* _EXERCISE AIM_:
Return the records, each one exactly as written.

* _PROVIDED ENTRIES_:
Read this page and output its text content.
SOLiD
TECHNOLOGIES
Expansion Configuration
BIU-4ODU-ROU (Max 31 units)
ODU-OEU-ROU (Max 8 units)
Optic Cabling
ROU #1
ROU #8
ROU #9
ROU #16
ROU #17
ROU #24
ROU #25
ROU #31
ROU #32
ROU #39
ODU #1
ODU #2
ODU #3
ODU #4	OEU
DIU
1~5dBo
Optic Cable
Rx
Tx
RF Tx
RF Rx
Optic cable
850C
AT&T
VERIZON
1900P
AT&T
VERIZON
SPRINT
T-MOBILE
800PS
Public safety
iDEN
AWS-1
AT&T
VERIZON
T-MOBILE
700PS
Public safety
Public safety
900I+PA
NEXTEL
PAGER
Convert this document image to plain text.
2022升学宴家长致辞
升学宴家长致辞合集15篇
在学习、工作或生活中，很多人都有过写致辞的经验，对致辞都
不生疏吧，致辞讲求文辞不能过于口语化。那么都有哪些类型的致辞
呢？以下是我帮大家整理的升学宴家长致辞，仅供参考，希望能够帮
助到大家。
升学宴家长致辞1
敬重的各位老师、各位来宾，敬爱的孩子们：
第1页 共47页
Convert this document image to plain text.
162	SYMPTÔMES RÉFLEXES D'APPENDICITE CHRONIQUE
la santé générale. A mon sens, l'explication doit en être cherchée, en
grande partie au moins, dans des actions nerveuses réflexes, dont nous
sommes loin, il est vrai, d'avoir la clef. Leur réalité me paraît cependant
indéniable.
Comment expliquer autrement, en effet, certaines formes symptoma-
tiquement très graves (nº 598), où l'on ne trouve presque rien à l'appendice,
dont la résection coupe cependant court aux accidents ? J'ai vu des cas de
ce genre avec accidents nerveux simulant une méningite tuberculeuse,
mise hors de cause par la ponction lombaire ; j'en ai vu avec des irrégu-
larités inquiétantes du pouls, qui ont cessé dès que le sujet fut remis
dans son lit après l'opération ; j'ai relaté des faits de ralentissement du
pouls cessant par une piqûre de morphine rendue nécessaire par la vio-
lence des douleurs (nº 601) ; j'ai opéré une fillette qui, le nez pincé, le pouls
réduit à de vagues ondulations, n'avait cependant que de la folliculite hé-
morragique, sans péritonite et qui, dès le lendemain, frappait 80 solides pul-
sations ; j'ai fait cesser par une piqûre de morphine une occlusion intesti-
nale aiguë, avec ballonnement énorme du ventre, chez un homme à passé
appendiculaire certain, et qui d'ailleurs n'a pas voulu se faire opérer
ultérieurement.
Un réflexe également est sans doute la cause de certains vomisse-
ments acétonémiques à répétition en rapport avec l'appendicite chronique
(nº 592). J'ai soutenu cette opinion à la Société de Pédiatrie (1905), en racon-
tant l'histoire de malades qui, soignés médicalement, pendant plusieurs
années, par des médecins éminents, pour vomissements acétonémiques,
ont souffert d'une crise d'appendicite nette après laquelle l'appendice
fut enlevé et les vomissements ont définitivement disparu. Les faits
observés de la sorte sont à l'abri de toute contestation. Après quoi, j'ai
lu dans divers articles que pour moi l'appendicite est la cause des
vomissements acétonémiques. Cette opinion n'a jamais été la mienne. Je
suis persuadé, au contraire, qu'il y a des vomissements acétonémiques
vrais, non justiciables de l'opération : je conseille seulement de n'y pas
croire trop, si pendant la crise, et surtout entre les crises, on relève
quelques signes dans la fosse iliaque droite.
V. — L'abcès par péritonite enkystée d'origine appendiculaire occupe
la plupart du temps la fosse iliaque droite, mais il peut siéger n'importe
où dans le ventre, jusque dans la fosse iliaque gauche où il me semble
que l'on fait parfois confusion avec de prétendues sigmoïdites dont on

* _OUTPUT OF THE TASK_:
Read this page and output its text content.
SOLiD
TECHNOLOGIES
Expansion Configuration
BIU-4ODU-ROU (Max 31 units)
ODU-OEU-ROU (Max 8 units)
Optic Cabling
ROU #1
ROU #8
ROU #9
ROU #16
ROU #17
ROU #24
ROU #25
ROU #31
ROU #32
ROU #39
ODU #1
ODU #2
ODU #3
ODU #4	OEU
DIU
1~5dBo
Optic Cable
Rx
Tx
RF Tx
RF Rx
Optic cable
850C
AT&T
VERIZON
1900P
AT&T
VERIZON
SPRINT
T-MOBILE
800PS
Public safety
iDEN
AWS-1
AT&T
VERIZON
T-MOBILE
700PS
Public safety
Public safety
900I+PA
NEXTEL
PAGER
Convert this document image to plain text.
2022升学宴家长致辞
升学宴家长致辞合集15篇
在学习、工作或生活中，很多人都有过写致辞的经验，对致辞都
不生疏吧，致辞讲求文辞不能过于口语化。那么都有哪些类型的致辞
呢？以下是我帮大家整理的升学宴家长致辞，仅供参考，希望能够帮
助到大家。
升学宴家长致辞1
敬重的各位老师、各位来宾，敬爱的孩子们：
第1页 共47页
Convert this document image to plain text.
162	SYMPTÔMES RÉFLEXES D'APPENDICITE CHRONIQUE
la santé générale. A mon sens, l'explication doit en être cherchée, en
grande partie au moins, dans des actions nerveuses réflexes, dont nous
sommes loin, il est vrai, d'avoir la clef. Leur réalité me paraît cependant
indéniable.
Comment expliquer autrement, en effet, certaines formes symptoma-
tiquement très graves (nº 598), où l'on ne trouve presque rien à l'appendice,
dont la résection coupe cependant court aux accidents ? J'ai vu des cas de
ce genre avec accidents nerveux simulant une méningite tuberculeuse,
mise hors de cause par la ponction lombaire ; j'en ai vu avec des irrégu-
larités inquiétantes du pouls, qui ont cessé dès que le sujet fut remis
dans son lit après l'opération ; j'ai relaté des faits de ralentissement du
pouls cessant par une piqûre de morphine rendue nécessaire par la vio-
lence des douleurs (nº 601) ; j'ai opéré une fillette qui, le nez pincé, le pouls
réduit à de vagues ondulations, n'avait cependant que de la folliculite hé-
morragique, sans péritonite et qui, dès le lendemain, frappait 80 solides pul-
sations ; j'ai fait cesser par une piqûre de morphine une occlusion intesti-
nale aiguë, avec ballonnement énorme du ventre, chez un homme à passé
appendiculaire certain, et qui d'ailleurs n'a pas voulu se faire opérer
ultérieurement.
Un réflexe également est sans doute la cause de certains vomisse-
ments acétonémiques à répétition en rapport avec l'appendicite chronique
(nº 592). J'ai soutenu cette opinion à la Société de Pédiatrie (1905), en racon-
tant l'histoire de malades qui, soignés médicalement, pendant plusieurs
années, par des médecins éminents, pour vomissements acétonémiques,
ont souffert d'une crise d'appendicite nette après laquelle l'appendice
fut enlevé et les vomissements ont définitivement disparu. Les faits
observés de la sorte sont à l'abri de toute contestation. Après quoi, j'ai
lu dans divers articles que pour moi l'appendicite est la cause des
vomissements acétonémiques. Cette opinion n'a jamais été la mienne. Je
suis persuadé, au contraire, qu'il y a des vomissements acétonémiques
vrais, non justiciables de l'opération : je conseille seulement de n'y pas
croire trop, si pendant la crise, et surtout entre les crises, on relève
quelques signes dans la fosse iliaque droite.
V. — L'abcès par péritonite enkystée d'origine appendiculaire occupe
la plupart du temps la fosse iliaque droite, mais il peut siéger n'importe
où dans le ventre, jusque dans la fosse iliaque gauche où il me semble
que l'on fait parfois confusion avec de prétendues sigmoïdites dont on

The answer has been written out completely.